[Problem requirements]:
List all the lines in these records that hold "bcsin".

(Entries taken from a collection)
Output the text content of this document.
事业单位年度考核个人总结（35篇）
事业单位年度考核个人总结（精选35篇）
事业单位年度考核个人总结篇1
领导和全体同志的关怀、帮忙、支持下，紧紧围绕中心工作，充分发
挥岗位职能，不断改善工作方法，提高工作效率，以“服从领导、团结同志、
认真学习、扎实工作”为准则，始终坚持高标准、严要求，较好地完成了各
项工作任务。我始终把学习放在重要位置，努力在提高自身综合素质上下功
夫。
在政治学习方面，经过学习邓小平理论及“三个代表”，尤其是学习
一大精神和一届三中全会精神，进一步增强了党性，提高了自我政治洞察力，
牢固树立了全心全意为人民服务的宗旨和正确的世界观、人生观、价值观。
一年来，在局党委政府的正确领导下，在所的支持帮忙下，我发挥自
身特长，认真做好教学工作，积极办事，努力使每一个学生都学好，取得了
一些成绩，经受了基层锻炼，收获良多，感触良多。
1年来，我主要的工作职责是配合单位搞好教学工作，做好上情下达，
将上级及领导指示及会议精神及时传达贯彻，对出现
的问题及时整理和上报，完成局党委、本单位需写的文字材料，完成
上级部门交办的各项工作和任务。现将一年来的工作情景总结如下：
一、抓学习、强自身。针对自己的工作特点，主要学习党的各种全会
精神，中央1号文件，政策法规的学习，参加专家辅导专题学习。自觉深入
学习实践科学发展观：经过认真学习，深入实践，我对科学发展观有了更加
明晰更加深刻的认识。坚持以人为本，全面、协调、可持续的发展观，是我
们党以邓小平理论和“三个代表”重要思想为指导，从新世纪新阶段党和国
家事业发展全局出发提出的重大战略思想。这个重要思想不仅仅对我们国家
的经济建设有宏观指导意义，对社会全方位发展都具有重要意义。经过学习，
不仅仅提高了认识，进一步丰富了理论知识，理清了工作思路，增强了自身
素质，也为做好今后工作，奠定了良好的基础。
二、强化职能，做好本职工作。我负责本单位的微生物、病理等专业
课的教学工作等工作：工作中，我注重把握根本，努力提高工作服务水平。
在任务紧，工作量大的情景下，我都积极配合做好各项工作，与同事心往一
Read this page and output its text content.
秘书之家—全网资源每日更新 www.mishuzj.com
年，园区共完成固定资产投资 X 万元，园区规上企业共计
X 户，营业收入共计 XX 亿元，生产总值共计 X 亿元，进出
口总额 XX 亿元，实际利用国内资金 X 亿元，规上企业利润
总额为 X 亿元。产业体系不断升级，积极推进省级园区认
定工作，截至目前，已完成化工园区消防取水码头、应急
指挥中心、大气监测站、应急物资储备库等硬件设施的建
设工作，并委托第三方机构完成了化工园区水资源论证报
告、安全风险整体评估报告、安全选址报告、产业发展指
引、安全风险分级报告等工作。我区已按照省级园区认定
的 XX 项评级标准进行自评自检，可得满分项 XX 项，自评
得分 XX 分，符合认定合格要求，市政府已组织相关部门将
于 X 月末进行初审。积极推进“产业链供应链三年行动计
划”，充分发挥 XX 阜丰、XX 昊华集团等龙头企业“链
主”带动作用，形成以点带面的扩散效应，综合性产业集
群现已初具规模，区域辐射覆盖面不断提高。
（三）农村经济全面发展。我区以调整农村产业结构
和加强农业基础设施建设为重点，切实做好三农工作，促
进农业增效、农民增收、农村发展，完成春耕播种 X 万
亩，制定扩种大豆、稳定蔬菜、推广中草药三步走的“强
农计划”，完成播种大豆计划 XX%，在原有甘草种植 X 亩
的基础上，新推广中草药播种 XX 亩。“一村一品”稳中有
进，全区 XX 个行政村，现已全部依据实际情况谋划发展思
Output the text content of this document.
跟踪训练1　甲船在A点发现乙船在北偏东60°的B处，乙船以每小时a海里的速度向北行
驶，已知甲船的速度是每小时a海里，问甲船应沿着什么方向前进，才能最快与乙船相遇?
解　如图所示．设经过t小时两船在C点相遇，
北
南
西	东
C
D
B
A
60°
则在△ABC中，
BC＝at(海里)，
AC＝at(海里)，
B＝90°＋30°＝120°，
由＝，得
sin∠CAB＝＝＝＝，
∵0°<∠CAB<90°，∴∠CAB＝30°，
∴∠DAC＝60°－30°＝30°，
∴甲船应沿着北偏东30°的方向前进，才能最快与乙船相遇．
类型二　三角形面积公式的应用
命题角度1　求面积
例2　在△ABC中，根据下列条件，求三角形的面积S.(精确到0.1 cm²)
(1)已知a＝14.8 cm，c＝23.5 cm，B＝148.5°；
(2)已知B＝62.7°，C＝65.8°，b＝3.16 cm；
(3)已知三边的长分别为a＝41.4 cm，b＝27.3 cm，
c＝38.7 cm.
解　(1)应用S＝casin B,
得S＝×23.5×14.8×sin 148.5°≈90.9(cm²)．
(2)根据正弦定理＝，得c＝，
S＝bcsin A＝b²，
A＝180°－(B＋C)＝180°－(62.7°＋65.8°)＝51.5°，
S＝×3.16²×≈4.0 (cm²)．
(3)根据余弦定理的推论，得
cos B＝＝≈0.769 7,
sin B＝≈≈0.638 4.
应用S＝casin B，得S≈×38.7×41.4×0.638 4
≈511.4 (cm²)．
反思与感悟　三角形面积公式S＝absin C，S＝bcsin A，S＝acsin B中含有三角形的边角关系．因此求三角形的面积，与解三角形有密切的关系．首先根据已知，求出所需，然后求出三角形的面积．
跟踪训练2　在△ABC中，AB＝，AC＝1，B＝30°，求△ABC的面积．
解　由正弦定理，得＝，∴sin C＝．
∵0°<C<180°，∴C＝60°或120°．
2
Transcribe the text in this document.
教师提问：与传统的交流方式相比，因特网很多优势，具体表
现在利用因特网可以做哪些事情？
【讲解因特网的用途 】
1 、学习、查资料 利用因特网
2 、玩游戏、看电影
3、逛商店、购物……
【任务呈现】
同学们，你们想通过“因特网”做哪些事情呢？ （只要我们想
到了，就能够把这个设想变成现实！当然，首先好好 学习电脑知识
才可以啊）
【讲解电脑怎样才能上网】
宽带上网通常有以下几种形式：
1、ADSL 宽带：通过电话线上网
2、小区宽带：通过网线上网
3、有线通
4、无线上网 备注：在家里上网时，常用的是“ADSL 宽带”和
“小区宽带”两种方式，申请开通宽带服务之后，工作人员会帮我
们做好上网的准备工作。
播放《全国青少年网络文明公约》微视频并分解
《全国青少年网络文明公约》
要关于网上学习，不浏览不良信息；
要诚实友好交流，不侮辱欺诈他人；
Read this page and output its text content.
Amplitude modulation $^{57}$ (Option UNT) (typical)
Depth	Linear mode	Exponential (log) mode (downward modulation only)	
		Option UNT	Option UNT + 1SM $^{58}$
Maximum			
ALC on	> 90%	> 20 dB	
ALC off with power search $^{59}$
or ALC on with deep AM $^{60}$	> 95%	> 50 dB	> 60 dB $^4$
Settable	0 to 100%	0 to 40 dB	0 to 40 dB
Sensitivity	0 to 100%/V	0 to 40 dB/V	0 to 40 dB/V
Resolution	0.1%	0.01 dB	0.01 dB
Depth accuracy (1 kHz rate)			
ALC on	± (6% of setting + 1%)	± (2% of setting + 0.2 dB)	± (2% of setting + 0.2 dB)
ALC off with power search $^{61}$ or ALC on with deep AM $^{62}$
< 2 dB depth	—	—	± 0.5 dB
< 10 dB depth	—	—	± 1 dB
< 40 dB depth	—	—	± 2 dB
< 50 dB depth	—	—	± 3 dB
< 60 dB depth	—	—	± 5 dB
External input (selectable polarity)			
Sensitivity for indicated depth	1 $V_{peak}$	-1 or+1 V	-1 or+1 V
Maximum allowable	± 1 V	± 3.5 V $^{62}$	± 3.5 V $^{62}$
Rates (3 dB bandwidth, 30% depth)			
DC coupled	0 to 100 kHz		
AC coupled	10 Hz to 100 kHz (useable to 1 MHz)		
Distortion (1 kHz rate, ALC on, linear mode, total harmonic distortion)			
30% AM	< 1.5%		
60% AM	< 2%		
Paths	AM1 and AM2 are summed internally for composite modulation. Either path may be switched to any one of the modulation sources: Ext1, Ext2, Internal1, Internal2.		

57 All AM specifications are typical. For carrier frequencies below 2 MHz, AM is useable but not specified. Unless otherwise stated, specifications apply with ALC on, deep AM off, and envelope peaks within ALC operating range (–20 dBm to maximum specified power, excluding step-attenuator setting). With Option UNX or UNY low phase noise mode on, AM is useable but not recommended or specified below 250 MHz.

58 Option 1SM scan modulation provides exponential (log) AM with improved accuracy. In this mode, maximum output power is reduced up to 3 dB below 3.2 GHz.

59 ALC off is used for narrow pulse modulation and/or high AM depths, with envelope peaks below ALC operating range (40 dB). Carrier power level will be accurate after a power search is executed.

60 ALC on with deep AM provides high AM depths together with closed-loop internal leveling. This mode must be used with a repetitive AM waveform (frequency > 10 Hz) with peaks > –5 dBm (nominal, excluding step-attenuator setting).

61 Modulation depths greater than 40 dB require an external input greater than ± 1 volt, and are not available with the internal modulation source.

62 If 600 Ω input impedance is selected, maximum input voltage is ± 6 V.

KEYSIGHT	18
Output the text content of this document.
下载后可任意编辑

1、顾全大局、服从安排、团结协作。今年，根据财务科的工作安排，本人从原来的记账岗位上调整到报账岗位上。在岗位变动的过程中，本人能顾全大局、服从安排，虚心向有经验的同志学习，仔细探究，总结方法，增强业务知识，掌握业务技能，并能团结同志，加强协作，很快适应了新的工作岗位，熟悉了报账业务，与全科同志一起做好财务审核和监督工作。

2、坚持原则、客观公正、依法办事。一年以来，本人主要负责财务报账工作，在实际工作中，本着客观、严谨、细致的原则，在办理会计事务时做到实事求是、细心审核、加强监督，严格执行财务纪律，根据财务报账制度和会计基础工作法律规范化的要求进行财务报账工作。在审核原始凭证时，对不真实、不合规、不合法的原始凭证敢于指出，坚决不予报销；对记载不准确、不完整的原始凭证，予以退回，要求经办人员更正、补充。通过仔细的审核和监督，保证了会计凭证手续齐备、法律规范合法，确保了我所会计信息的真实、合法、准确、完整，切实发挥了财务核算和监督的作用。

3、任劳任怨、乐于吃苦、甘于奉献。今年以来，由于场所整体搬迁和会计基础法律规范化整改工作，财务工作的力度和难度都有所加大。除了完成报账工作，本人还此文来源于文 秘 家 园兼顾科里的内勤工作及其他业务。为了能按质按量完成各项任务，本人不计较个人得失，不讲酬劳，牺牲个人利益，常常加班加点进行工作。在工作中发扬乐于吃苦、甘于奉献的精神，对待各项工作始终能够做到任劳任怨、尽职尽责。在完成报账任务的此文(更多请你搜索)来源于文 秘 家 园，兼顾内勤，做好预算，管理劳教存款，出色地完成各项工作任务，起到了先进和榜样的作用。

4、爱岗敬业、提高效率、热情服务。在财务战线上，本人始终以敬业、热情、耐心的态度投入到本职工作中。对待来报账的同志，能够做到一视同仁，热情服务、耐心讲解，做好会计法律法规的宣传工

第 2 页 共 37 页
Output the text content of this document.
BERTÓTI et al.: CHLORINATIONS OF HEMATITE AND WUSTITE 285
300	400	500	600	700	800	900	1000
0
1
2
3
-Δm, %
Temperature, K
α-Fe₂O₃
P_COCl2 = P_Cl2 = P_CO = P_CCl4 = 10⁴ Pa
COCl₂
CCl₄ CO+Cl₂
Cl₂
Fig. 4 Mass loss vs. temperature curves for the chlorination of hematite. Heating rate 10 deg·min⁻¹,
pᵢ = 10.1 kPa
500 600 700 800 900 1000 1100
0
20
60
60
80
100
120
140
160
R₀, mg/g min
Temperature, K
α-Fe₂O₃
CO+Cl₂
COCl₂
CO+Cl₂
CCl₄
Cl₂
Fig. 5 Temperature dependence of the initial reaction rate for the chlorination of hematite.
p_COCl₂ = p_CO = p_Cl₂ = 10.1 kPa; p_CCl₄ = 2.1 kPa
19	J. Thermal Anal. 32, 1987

[Answer to this exercise]:
S＝bcsin A＝b²，
反思与感悟　三角形面积公式S＝absin C，S＝bcsin A，S＝acsin B中含有三角形的边角关系．因此求三角形的面积，与解三角形有密切的关系．首先根据已知，求出所需，然后求出三角形的面积．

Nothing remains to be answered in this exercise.